:: The request ::
Copy out, word for word, the lines of the data from the one containing "donut-slice-label-2: 43% bbox=[683, 775, 763, 819]" through the end, including both ends.

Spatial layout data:

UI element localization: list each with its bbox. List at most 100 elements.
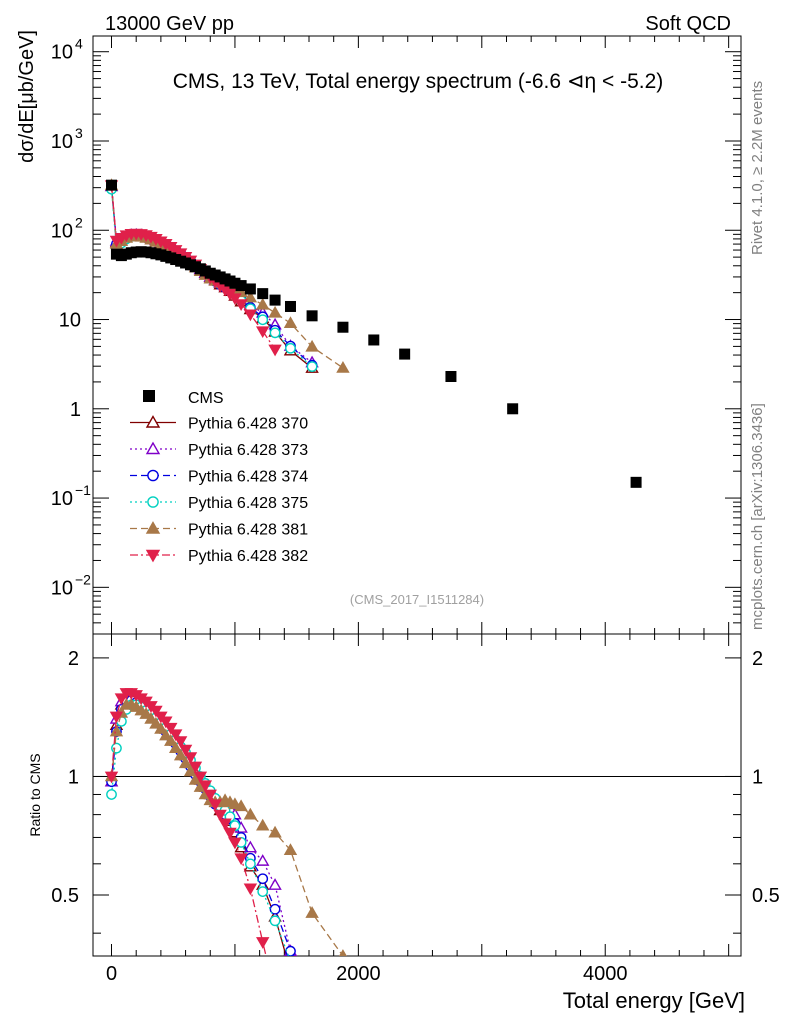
y-tick-label: 10 xyxy=(51,220,73,242)
ratio-point xyxy=(109,711,124,724)
ratio-point xyxy=(114,693,129,706)
series-point xyxy=(268,344,282,357)
ratio-point xyxy=(269,903,281,915)
ratio-plot xyxy=(104,688,347,1011)
cms-point xyxy=(106,179,118,191)
y-tick-label: 10 xyxy=(59,310,81,332)
rivet-label: Rivet 4.1.0, ≥ 2.2M events xyxy=(749,81,766,255)
ratio-point xyxy=(183,752,198,764)
ratio-point xyxy=(256,937,270,949)
ratio-point xyxy=(307,996,316,1005)
series-point xyxy=(336,361,350,373)
ratio-point xyxy=(109,724,124,737)
ratio-tick-label: 2 xyxy=(68,648,79,670)
ratio-point xyxy=(106,789,117,800)
x-tick-label: 0 xyxy=(106,963,117,985)
ratio-point xyxy=(168,741,183,753)
ratio-point xyxy=(244,858,256,870)
ratio-point xyxy=(164,722,178,735)
main-plot xyxy=(104,178,642,488)
cms-point xyxy=(229,277,241,289)
main-frame xyxy=(92,35,742,635)
ratio-point xyxy=(159,728,173,741)
cms-point xyxy=(399,348,411,360)
chart-title: CMS, 13 TeV, Total energy spectrum (-6.6… xyxy=(173,70,664,93)
ratio-tick-label: 0.5 xyxy=(51,885,79,907)
legend-label: Pythia 6.428 381 xyxy=(188,522,308,539)
y-tick-label: 10 xyxy=(51,577,73,599)
ratio-point xyxy=(154,722,168,734)
ratio-point xyxy=(223,827,237,840)
cms-point xyxy=(284,300,296,312)
series-point xyxy=(306,361,318,372)
legend: CMS Pythia 6.428 370 Pythia 6.428 373 Pythi… xyxy=(130,390,308,565)
cms-point xyxy=(445,370,457,382)
series-point xyxy=(269,327,281,339)
y-tick-label: 10 xyxy=(51,131,73,153)
ratio-point xyxy=(307,1001,318,1011)
ratio-point xyxy=(243,807,258,820)
series-point xyxy=(257,314,269,326)
legend-label: Pythia 6.428 373 xyxy=(188,442,308,459)
y-tick-exponent: 3 xyxy=(75,125,83,141)
cms-point xyxy=(337,321,349,333)
ratio-tick-label-right: 0.5 xyxy=(752,885,780,907)
series-point xyxy=(285,342,296,354)
ratio-point xyxy=(307,977,318,987)
ratio-point xyxy=(218,818,232,831)
ratio-y-axis-label: Ratio to CMS xyxy=(27,753,43,836)
ratio-point xyxy=(268,878,282,890)
series-point xyxy=(234,299,248,312)
y-tick-label: 10 xyxy=(51,42,73,64)
series-point xyxy=(228,293,242,306)
ratio-point xyxy=(144,711,158,724)
ratio-tick-label-right: 1 xyxy=(752,766,763,788)
ratio-point xyxy=(228,837,242,850)
series-point xyxy=(268,305,282,318)
ratio-tick-label-right: 2 xyxy=(752,648,763,670)
ratio-point xyxy=(338,949,347,956)
legend-marker xyxy=(147,496,159,508)
ratio-point xyxy=(243,840,258,853)
ratio-point xyxy=(307,989,316,998)
legend-label: Pythia 6.428 375 xyxy=(188,495,308,512)
legend-marker xyxy=(145,521,161,534)
cms-point xyxy=(630,476,642,488)
ratio-point xyxy=(285,945,296,956)
x-tick-label: 4000 xyxy=(583,963,628,985)
cms-point xyxy=(244,283,256,295)
mcplots-label: mcplots.cern.ch [arXiv:1306.3436] xyxy=(749,403,766,630)
ratio-point xyxy=(149,716,163,729)
ratio-point xyxy=(305,906,319,918)
ratio-point xyxy=(256,854,270,866)
ratio-point xyxy=(159,716,173,729)
y-tick-exponent: −2 xyxy=(75,571,91,587)
ratio-series-line xyxy=(110,697,287,956)
legend-marker xyxy=(145,549,161,563)
x-axis-label: Total energy [GeV] xyxy=(563,988,745,1013)
analysis-id: (CMS_2017_I1511284) xyxy=(350,592,484,607)
series-point xyxy=(243,309,258,322)
ratio-point xyxy=(183,764,198,777)
cms-point xyxy=(507,403,519,415)
cms-point xyxy=(269,294,281,306)
legend-marker xyxy=(145,415,161,428)
ratio-point xyxy=(111,742,122,754)
ratio-point xyxy=(268,825,282,838)
y-tick-exponent: 2 xyxy=(75,214,83,230)
ratio-series-1 xyxy=(104,689,318,987)
ratio-point xyxy=(269,915,281,927)
ratio-point xyxy=(198,780,213,793)
ratio-point xyxy=(164,734,178,746)
legend-label-cms: CMS xyxy=(188,390,224,407)
ratio-point xyxy=(188,761,203,774)
ratio-point xyxy=(285,966,296,976)
y-tick-exponent: 4 xyxy=(75,36,83,52)
ratio-point xyxy=(257,873,269,885)
ratio-point xyxy=(193,771,208,784)
legend-label: Pythia 6.428 374 xyxy=(188,469,308,486)
ratio-point xyxy=(288,955,293,956)
ratio-point xyxy=(173,736,188,748)
ratio-point xyxy=(208,799,222,812)
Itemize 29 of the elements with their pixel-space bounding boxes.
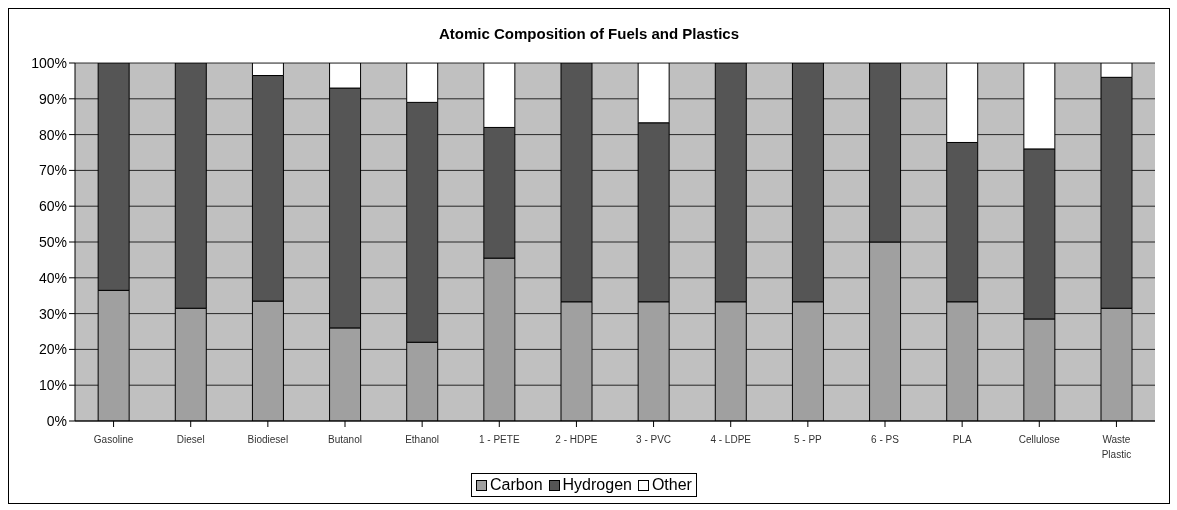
y-tick-label: 10% bbox=[38, 377, 67, 394]
x-tick-label: 6 - PS bbox=[871, 434, 900, 445]
y-tick-label: 70% bbox=[38, 162, 67, 179]
y-tick-label: 80% bbox=[38, 126, 67, 143]
x-tick-label: 1 - PETE bbox=[479, 434, 520, 445]
x-tick-label: Diesel bbox=[176, 434, 205, 445]
x-tick-label: 3 - PVC bbox=[636, 434, 672, 445]
legend-label: Carbon bbox=[489, 476, 543, 494]
y-tick-label: 30% bbox=[38, 305, 67, 322]
legend-label: Hydrogen bbox=[561, 476, 632, 494]
x-tick-label: Butanol bbox=[328, 434, 362, 445]
x-tick-label: Cellulose bbox=[1018, 434, 1061, 445]
x-tick-label: Waste Plastic bbox=[1101, 434, 1132, 460]
y-tick-label: 60% bbox=[38, 198, 67, 215]
x-tick-label: Biodiesel bbox=[247, 434, 289, 445]
x-tick-label: 4 - LDPE bbox=[710, 434, 752, 445]
y-tick-label: 100% bbox=[31, 54, 67, 71]
y-tick-label: 50% bbox=[38, 233, 67, 250]
y-tick-label: 40% bbox=[38, 269, 67, 286]
x-tick-label: 2 - HDPE bbox=[555, 434, 598, 445]
x-tick-label: 5 - PP bbox=[793, 434, 823, 445]
y-tick-label: 0% bbox=[46, 412, 67, 429]
chart-title: Atomic Composition of Fuels and Plastics bbox=[437, 24, 740, 44]
legend-label: Other bbox=[650, 476, 692, 494]
x-tick-label: PLA bbox=[952, 434, 972, 445]
x-tick-label: Gasoline bbox=[93, 434, 134, 445]
x-tick-label: Ethanol bbox=[405, 434, 440, 445]
y-tick-label: 20% bbox=[38, 341, 67, 358]
y-tick-label: 90% bbox=[38, 90, 67, 107]
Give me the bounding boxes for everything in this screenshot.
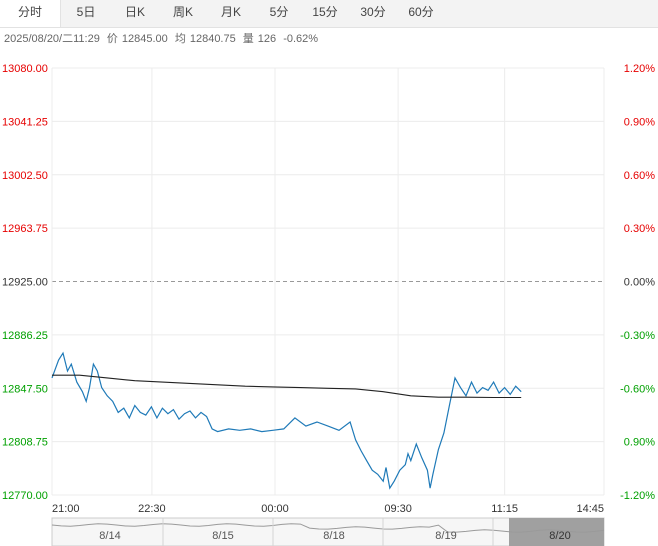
change-percent: -0.62%: [283, 33, 319, 45]
y-tick-percent-label: -1.20%: [620, 490, 655, 502]
volume-label: 量: [242, 33, 254, 45]
tab-5-min[interactable]: 5分: [269, 5, 289, 19]
navigator-date-label: 8/15: [212, 530, 233, 542]
x-tick-label: 09:30: [384, 503, 412, 515]
y-tick-label: 13041.25: [2, 116, 48, 128]
x-tick-label: 00:00: [261, 503, 289, 515]
y-tick-percent-label: 0.90%: [624, 437, 655, 449]
y-tick-percent-label: -0.30%: [620, 330, 655, 342]
avg-label: 均: [174, 33, 186, 45]
avg-value: 12840.75: [189, 33, 236, 45]
y-tick-label: 12770.00: [2, 490, 48, 502]
tab-30-min[interactable]: 30分: [360, 5, 386, 19]
y-tick-label: 13002.50: [2, 170, 48, 182]
tab-5-day[interactable]: 5日: [76, 5, 96, 19]
tab-60-min[interactable]: 60分: [408, 5, 434, 19]
tab-intraday[interactable]: 分时: [0, 0, 61, 27]
tab-weekly-k[interactable]: 周K: [172, 5, 193, 19]
price-label: 价: [106, 33, 118, 45]
y-tick-label: 12886.25: [2, 330, 48, 342]
y-tick-percent-label: 0.60%: [624, 170, 655, 182]
x-tick-label: 14:45: [576, 503, 604, 515]
average-price-line: [52, 374, 522, 399]
volume-value: 126: [257, 33, 277, 45]
price-line: [51, 351, 522, 490]
tab-daily-k[interactable]: 日K: [124, 5, 145, 19]
y-tick-label: 12963.75: [2, 223, 48, 235]
y-tick-percent-label: 0.30%: [624, 223, 655, 235]
quote-datetime: 2025/08/20/二11:29: [4, 33, 100, 45]
period-tab-bar: 分时 5日 日K 周K 月K 5分 15分 30分 60分: [0, 0, 658, 28]
price-value: 12845.00: [121, 33, 168, 45]
y-tick-label: 13080.00: [2, 63, 48, 75]
tab-monthly-k[interactable]: 月K: [220, 5, 241, 19]
tab-15-min[interactable]: 15分: [312, 5, 338, 19]
navigator-date-label: 8/20: [549, 530, 570, 542]
navigator-date-label: 8/14: [99, 530, 120, 542]
y-tick-percent-label: -0.60%: [620, 383, 655, 395]
y-tick-label: 12847.50: [2, 383, 48, 395]
x-tick-label: 22:30: [138, 503, 166, 515]
y-tick-label: 12925.00: [2, 277, 48, 289]
y-tick-label: 12808.75: [2, 437, 48, 449]
navigator-mini-line: [51, 523, 605, 533]
y-tick-percent-label: 1.20%: [624, 63, 655, 75]
navigator-date-label: 8/19: [435, 530, 456, 542]
y-tick-percent-label: 0.90%: [624, 116, 655, 128]
x-tick-label: 21:00: [52, 503, 80, 515]
y-tick-percent-label: 0.00%: [624, 277, 655, 289]
x-tick-label: 11:15: [491, 503, 518, 515]
navigator-date-label: 8/18: [323, 530, 344, 542]
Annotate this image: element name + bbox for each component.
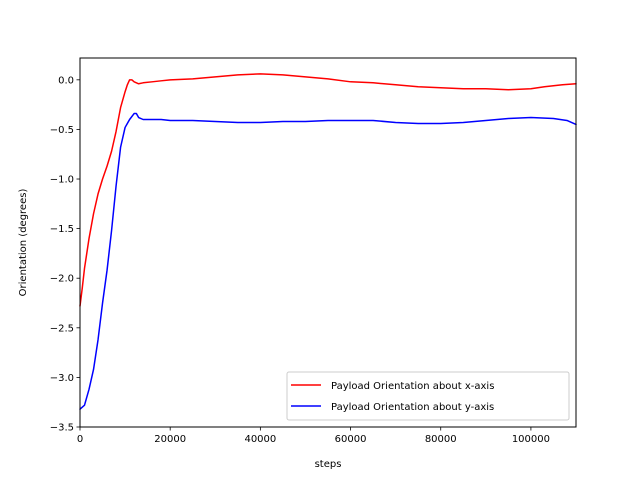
x-tick-label: 80000 bbox=[425, 434, 457, 445]
x-tick-label: 0 bbox=[77, 434, 83, 445]
x-axis-ticks: 0 20000 40000 60000 80000 100000 bbox=[77, 427, 550, 445]
x-tick-label: 40000 bbox=[244, 434, 276, 445]
series-line-1 bbox=[79, 112, 577, 410]
y-tick-label: −3.5 bbox=[50, 423, 74, 434]
y-tick-label: −2.5 bbox=[50, 323, 74, 334]
x-tick-label: 20000 bbox=[154, 434, 186, 445]
x-tick-label: 60000 bbox=[335, 434, 367, 445]
y-tick-label: −1.5 bbox=[50, 224, 74, 235]
y-tick-label: −0.5 bbox=[50, 125, 74, 136]
legend: Payload Orientation about x-axis Payload… bbox=[286, 371, 570, 421]
series-line-0 bbox=[79, 73, 577, 307]
plot-lines bbox=[79, 73, 577, 410]
y-tick-label: −1.0 bbox=[50, 175, 74, 186]
x-axis-label: steps bbox=[315, 459, 342, 470]
y-tick-label: −3.0 bbox=[50, 373, 74, 384]
x-tick-label: 100000 bbox=[512, 434, 550, 445]
legend-box bbox=[286, 371, 570, 421]
plot-area-frame bbox=[79, 57, 577, 428]
legend-label-x-axis: Payload Orientation about x-axis bbox=[331, 381, 494, 392]
y-tick-label: −2.0 bbox=[50, 274, 74, 285]
y-axis-ticks: −3.5 −3.0 −2.5 −2.0 −1.5 −1.0 −0.5 0.0 bbox=[50, 75, 80, 434]
legend-label-y-axis: Payload Orientation about y-axis bbox=[331, 402, 494, 413]
y-tick-label: 0.0 bbox=[58, 75, 74, 86]
y-axis-label: Orientation (degrees) bbox=[18, 189, 29, 297]
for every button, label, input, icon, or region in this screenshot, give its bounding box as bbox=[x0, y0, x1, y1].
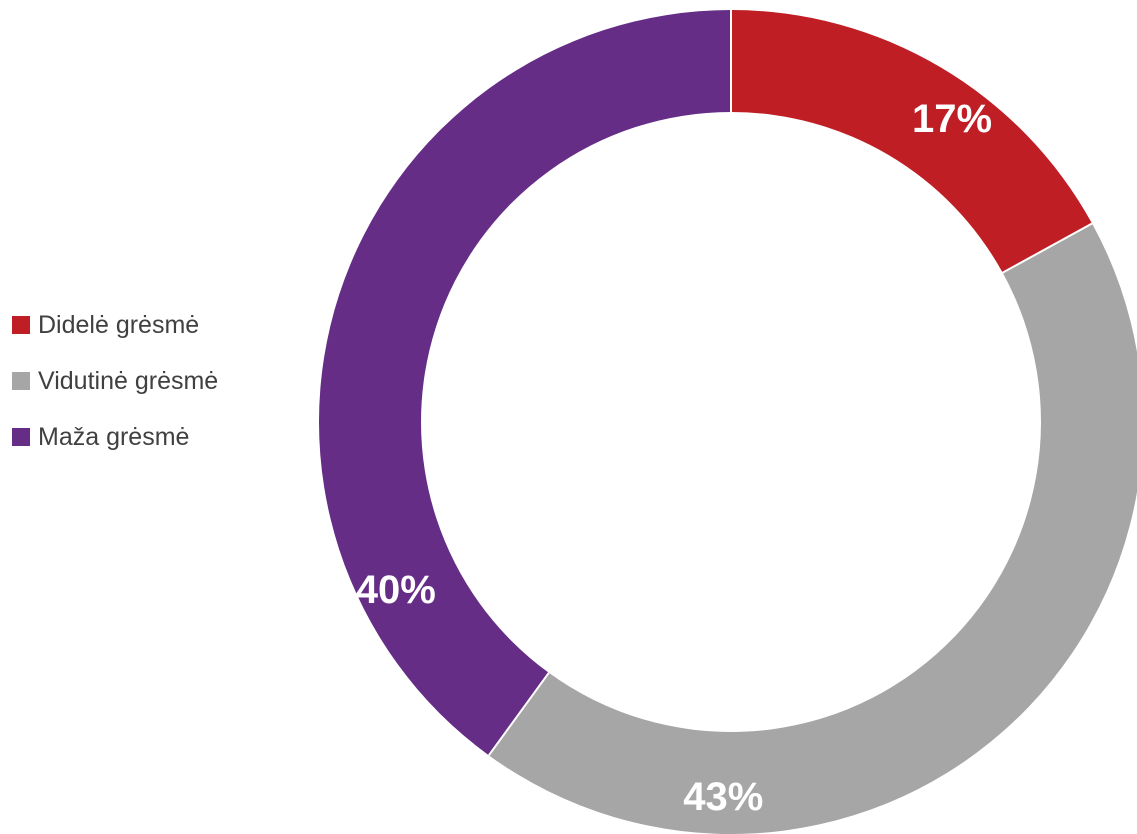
donut-slice-label-2: 43% bbox=[683, 775, 763, 819]
legend-swatch bbox=[12, 428, 30, 446]
donut-slice-3 bbox=[319, 10, 731, 756]
legend-item-maza: Maža grėsmė bbox=[12, 420, 218, 454]
donut-slice-1 bbox=[731, 10, 1093, 273]
slice-separator-3 bbox=[488, 672, 550, 756]
legend-label: Didelė grėsmė bbox=[38, 310, 200, 339]
legend-swatch bbox=[12, 316, 30, 334]
donut-slices bbox=[319, 10, 1137, 834]
donut-slice-label-3: 40% bbox=[356, 568, 436, 612]
legend-label: Vidutinė grėsmė bbox=[38, 366, 219, 395]
donut-slice-label-1: 17% bbox=[912, 97, 992, 141]
legend-item-vidutine: Vidutinė grėsmė bbox=[12, 364, 218, 398]
legend-item-didele: Didelė grėsmė bbox=[12, 308, 218, 342]
donut-slice-2 bbox=[488, 223, 1137, 834]
legend-label: Maža grėsmė bbox=[38, 422, 190, 451]
slice-separator-2 bbox=[1002, 222, 1093, 274]
legend-swatch bbox=[12, 372, 30, 390]
legend: Didelė grėsmė Vidutinė grėsmė Maža grėsm… bbox=[12, 308, 218, 454]
donut-labels: 17% 43% 40% bbox=[356, 97, 992, 819]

:: Solution to this exercise ::
donut-slice-label-2: 43% bbox=[683, 775, 763, 819]
legend-swatch bbox=[12, 428, 30, 446]
donut-slice-3 bbox=[319, 10, 731, 756]
legend-item-maza: Maža grėsmė bbox=[12, 420, 218, 454]
donut-slice-1 bbox=[731, 10, 1093, 273]
slice-separator-3 bbox=[488, 672, 550, 756]
legend-label: Didelė grėsmė bbox=[38, 310, 200, 339]
legend-swatch bbox=[12, 316, 30, 334]
donut-slices bbox=[319, 10, 1137, 834]
donut-slice-label-3: 40% bbox=[356, 568, 436, 612]
legend-label: Vidutinė grėsmė bbox=[38, 366, 219, 395]
donut-slice-label-1: 17% bbox=[912, 97, 992, 141]
legend-item-vidutine: Vidutinė grėsmė bbox=[12, 364, 218, 398]
legend-item-didele: Didelė grėsmė bbox=[12, 308, 218, 342]
donut-slice-2 bbox=[488, 223, 1137, 834]
legend-label: Maža grėsmė bbox=[38, 422, 190, 451]
slice-separator-2 bbox=[1002, 222, 1093, 274]
legend-swatch bbox=[12, 372, 30, 390]
legend: Didelė grėsmė Vidutinė grėsmė Maža grėsm… bbox=[12, 308, 218, 454]
donut-labels: 17% 43% 40% bbox=[356, 97, 992, 819]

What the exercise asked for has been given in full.